- [The input]:
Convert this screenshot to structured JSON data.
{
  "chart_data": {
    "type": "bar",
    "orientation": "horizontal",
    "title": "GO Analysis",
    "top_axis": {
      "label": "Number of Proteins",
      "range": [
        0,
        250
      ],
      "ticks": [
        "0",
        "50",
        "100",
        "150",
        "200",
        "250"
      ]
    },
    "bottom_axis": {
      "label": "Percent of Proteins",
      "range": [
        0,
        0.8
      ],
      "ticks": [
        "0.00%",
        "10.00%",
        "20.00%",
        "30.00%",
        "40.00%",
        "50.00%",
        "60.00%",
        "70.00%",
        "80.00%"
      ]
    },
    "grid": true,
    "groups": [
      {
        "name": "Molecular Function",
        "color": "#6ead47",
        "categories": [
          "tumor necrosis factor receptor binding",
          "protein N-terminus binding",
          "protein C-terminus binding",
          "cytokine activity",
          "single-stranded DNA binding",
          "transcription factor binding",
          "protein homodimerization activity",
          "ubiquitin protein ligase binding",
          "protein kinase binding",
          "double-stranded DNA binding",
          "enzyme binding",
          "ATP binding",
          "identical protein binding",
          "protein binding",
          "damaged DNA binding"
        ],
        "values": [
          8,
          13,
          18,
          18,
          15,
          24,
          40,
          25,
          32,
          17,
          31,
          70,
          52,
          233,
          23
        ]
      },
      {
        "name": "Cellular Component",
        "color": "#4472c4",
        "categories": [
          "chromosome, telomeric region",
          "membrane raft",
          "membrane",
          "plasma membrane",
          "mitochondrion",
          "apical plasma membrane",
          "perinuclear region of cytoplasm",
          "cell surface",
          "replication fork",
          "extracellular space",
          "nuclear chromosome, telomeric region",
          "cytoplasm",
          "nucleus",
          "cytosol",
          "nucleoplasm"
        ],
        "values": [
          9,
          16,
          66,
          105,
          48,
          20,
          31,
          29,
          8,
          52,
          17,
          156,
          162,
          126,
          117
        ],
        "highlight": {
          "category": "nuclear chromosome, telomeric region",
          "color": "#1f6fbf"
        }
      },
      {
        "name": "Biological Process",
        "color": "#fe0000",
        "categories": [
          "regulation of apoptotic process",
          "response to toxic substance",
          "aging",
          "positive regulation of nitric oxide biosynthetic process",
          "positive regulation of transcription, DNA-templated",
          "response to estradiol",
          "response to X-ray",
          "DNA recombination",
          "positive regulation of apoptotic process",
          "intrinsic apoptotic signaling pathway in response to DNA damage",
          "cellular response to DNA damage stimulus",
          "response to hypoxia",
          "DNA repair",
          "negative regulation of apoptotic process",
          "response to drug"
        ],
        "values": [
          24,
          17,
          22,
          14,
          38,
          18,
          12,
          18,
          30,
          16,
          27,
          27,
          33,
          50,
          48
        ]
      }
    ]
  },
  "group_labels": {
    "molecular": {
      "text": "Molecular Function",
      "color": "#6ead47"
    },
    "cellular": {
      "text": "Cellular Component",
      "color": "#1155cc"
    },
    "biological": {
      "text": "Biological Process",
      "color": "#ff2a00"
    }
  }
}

- [What you are asked to do]:
Select every line above that contains the word "name", and copy it.

- [Exercise output]:
        "name": "Molecular Function",
        "name": "Cellular Component",
        "name": "Biological Process",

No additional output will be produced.